:: The data

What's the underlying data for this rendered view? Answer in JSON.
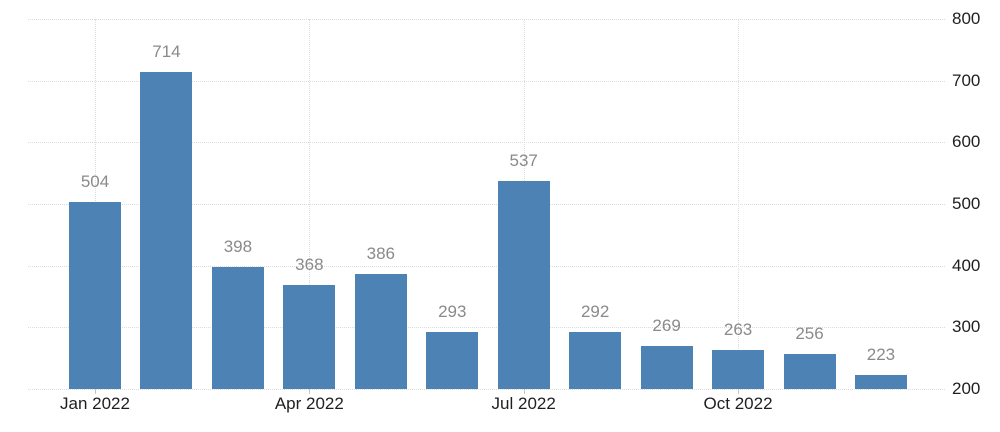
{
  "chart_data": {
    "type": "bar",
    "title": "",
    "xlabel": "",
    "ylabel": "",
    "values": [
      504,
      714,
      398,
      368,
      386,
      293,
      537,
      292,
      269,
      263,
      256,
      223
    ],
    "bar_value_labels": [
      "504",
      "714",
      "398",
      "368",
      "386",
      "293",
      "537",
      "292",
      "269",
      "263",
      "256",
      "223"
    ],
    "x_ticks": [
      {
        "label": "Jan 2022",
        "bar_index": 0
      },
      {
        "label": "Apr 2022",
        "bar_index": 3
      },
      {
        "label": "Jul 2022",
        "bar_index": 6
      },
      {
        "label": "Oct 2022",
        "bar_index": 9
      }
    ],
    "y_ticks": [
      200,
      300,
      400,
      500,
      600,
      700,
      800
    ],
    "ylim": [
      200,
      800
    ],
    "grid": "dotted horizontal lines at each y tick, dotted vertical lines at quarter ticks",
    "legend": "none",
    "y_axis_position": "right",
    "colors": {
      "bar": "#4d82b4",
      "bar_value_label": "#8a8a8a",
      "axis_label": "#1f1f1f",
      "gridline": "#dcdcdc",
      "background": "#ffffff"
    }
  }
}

::::
:: The data

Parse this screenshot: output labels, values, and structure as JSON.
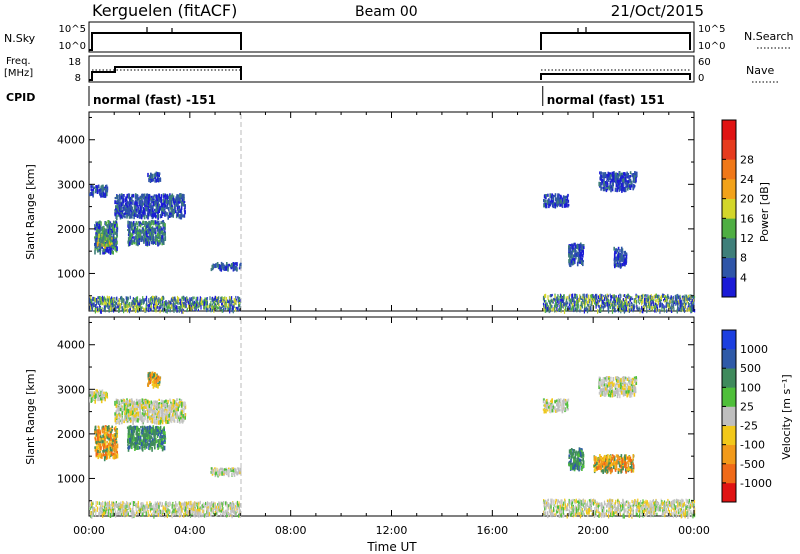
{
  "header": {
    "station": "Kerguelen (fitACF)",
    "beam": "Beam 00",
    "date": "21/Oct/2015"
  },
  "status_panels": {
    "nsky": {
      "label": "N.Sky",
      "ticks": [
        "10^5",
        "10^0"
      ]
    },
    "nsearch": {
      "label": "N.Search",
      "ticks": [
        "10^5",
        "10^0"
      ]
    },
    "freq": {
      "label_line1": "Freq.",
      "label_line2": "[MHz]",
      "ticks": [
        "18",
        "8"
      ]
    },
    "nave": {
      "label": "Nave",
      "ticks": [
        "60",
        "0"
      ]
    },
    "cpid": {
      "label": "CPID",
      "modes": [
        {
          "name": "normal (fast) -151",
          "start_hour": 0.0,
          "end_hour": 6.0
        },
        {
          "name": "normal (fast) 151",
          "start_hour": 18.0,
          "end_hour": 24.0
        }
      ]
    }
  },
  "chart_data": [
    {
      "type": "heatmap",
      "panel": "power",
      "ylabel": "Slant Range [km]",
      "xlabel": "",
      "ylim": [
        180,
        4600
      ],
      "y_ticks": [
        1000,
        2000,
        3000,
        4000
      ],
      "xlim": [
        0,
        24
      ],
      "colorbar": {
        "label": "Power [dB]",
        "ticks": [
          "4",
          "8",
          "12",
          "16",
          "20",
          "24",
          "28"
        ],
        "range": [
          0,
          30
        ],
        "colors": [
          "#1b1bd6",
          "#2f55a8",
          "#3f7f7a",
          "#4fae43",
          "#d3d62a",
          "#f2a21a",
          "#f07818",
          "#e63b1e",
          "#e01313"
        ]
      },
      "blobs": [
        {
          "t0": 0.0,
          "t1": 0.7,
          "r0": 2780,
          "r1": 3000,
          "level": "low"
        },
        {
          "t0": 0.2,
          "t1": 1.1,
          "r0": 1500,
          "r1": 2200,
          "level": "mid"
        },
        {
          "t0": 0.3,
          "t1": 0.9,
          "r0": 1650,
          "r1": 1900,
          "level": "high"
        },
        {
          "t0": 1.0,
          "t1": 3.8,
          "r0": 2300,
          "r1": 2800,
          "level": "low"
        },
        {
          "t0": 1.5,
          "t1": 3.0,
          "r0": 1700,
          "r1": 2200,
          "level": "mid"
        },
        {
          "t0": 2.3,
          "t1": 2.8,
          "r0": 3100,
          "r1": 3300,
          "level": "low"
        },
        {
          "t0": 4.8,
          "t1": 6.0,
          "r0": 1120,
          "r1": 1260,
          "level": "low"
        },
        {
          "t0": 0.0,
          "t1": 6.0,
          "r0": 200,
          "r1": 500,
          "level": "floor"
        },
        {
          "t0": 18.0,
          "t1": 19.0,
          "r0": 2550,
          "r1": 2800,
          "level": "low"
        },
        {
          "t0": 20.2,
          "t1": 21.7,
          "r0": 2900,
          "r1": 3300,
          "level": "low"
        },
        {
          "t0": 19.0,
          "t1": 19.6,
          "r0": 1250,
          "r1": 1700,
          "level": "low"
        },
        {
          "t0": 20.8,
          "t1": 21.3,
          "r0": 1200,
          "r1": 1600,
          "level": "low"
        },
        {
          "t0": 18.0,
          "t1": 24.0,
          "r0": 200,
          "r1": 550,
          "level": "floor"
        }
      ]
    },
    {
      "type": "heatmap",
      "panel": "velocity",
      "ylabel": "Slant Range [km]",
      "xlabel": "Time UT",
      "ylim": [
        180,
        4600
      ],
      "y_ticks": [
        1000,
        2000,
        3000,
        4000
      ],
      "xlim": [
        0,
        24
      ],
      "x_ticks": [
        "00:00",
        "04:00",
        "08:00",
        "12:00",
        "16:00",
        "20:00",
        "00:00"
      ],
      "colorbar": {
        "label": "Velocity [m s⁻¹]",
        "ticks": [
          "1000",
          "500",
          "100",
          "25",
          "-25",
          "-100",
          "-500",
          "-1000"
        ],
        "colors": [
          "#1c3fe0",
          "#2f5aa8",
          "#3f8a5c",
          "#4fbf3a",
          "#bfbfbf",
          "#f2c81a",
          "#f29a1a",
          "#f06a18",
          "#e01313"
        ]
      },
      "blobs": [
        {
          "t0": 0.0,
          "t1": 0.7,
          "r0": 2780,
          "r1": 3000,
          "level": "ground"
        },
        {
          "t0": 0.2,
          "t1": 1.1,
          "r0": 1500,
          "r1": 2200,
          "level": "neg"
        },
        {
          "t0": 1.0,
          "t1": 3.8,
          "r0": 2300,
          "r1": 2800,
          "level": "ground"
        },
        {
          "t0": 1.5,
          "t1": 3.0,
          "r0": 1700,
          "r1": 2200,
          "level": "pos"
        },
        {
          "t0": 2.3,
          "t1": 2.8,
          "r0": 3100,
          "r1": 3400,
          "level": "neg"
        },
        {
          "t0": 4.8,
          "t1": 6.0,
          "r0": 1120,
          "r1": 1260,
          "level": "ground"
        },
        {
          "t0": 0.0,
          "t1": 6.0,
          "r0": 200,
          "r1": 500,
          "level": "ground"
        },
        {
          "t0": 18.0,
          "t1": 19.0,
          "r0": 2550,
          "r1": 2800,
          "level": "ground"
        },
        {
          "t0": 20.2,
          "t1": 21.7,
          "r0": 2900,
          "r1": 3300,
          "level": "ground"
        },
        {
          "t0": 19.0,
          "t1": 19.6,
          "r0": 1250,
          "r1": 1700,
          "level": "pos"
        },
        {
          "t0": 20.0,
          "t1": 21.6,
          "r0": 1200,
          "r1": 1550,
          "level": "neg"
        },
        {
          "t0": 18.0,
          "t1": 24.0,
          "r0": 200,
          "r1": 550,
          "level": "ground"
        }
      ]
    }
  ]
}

::::

Exercise task » Where a line contains the string "normal", extract that line.

Expected answer »
          "name": "normal (fast) -151",
          "name": "normal (fast) 151",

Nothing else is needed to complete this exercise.